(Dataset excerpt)
==============================

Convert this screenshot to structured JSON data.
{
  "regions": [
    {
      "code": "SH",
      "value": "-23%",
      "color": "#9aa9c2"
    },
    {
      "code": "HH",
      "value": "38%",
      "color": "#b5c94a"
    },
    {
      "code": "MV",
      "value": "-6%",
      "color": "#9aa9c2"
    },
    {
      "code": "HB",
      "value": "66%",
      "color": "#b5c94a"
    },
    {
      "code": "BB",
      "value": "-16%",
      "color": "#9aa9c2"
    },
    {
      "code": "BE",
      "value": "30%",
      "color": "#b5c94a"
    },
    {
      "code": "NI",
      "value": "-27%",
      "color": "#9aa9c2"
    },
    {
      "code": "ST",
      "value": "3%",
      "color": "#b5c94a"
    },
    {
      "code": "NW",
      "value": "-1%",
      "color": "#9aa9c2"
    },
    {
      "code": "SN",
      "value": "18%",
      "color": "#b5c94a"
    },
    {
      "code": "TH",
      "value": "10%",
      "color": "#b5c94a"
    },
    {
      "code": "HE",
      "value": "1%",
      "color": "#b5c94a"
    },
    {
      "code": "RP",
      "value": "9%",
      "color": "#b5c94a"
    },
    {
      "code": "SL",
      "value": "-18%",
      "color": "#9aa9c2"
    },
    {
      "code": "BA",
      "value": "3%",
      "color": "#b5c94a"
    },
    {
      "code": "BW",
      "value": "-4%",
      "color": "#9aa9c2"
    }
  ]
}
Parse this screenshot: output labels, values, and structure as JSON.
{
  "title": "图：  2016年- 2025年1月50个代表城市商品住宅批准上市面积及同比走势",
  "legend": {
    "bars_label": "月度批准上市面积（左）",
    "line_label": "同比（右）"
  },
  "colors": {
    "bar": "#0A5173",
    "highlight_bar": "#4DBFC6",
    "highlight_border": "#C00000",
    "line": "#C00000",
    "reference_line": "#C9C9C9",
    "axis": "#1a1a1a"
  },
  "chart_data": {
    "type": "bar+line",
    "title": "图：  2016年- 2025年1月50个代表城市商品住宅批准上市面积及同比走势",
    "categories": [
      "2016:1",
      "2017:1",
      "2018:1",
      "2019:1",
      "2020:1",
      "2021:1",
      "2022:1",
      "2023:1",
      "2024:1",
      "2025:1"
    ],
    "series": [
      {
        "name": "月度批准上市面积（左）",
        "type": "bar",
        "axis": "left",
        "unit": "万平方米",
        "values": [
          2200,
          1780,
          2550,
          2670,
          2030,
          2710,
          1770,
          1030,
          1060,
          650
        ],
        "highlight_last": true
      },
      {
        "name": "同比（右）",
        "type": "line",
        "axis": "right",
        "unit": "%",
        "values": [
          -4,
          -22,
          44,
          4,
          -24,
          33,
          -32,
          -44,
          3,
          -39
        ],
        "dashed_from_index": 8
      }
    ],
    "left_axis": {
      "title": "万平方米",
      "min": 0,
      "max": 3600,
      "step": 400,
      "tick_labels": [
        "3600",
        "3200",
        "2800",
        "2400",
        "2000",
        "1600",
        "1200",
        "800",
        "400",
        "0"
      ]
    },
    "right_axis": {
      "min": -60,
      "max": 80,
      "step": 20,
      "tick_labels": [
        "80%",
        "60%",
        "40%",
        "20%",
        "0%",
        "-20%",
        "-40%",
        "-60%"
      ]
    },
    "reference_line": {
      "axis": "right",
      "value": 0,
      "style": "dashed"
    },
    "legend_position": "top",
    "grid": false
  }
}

==============================

→ WORK INSTRUCTIONS
Repeat each record exactly. Omit nothing.

→ COMPLETE RESPONSE
Convert this screenshot to structured JSON data.
{
  "regions": [
    {
      "code": "SH",
      "value": "-23%",
      "color": "#9aa9c2"
    },
    {
      "code": "HH",
      "value": "38%",
      "color": "#b5c94a"
    },
    {
      "code": "MV",
      "value": "-6%",
      "color": "#9aa9c2"
    },
    {
      "code": "HB",
      "value": "66%",
      "color": "#b5c94a"
    },
    {
      "code": "BB",
      "value": "-16%",
      "color": "#9aa9c2"
    },
    {
      "code": "BE",
      "value": "30%",
      "color": "#b5c94a"
    },
    {
      "code": "NI",
      "value": "-27%",
      "color": "#9aa9c2"
    },
    {
      "code": "ST",
      "value": "3%",
      "color": "#b5c94a"
    },
    {
      "code": "NW",
      "value": "-1%",
      "color": "#9aa9c2"
    },
    {
      "code": "SN",
      "value": "18%",
      "color": "#b5c94a"
    },
    {
      "code": "TH",
      "value": "10%",
      "color": "#b5c94a"
    },
    {
      "code": "HE",
      "value": "1%",
      "color": "#b5c94a"
    },
    {
      "code": "RP",
      "value": "9%",
      "color": "#b5c94a"
    },
    {
      "code": "SL",
      "value": "-18%",
      "color": "#9aa9c2"
    },
    {
      "code": "BA",
      "value": "3%",
      "color": "#b5c94a"
    },
    {
      "code": "BW",
      "value": "-4%",
      "color": "#9aa9c2"
    }
  ]
}
Parse this screenshot: output labels, values, and structure as JSON.
{
  "title": "图：  2016年- 2025年1月50个代表城市商品住宅批准上市面积及同比走势",
  "legend": {
    "bars_label": "月度批准上市面积（左）",
    "line_label": "同比（右）"
  },
  "colors": {
    "bar": "#0A5173",
    "highlight_bar": "#4DBFC6",
    "highlight_border": "#C00000",
    "line": "#C00000",
    "reference_line": "#C9C9C9",
    "axis": "#1a1a1a"
  },
  "chart_data": {
    "type": "bar+line",
    "title": "图：  2016年- 2025年1月50个代表城市商品住宅批准上市面积及同比走势",
    "categories": [
      "2016:1",
      "2017:1",
      "2018:1",
      "2019:1",
      "2020:1",
      "2021:1",
      "2022:1",
      "2023:1",
      "2024:1",
      "2025:1"
    ],
    "series": [
      {
        "name": "月度批准上市面积（左）",
        "type": "bar",
        "axis": "left",
        "unit": "万平方米",
        "values": [
          2200,
          1780,
          2550,
          2670,
          2030,
          2710,
          1770,
          1030,
          1060,
          650
        ],
        "highlight_last": true
      },
      {
        "name": "同比（右）",
        "type": "line",
        "axis": "right",
        "unit": "%",
        "values": [
          -4,
          -22,
          44,
          4,
          -24,
          33,
          -32,
          -44,
          3,
          -39
        ],
        "dashed_from_index": 8
      }
    ],
    "left_axis": {
      "title": "万平方米",
      "min": 0,
      "max": 3600,
      "step": 400,
      "tick_labels": [
        "3600",
        "3200",
        "2800",
        "2400",
        "2000",
        "1600",
        "1200",
        "800",
        "400",
        "0"
      ]
    },
    "right_axis": {
      "min": -60,
      "max": 80,
      "step": 20,
      "tick_labels": [
        "80%",
        "60%",
        "40%",
        "20%",
        "0%",
        "-20%",
        "-40%",
        "-60%"
      ]
    },
    "reference_line": {
      "axis": "right",
      "value": 0,
      "style": "dashed"
    },
    "legend_position": "top",
    "grid": false
  }
}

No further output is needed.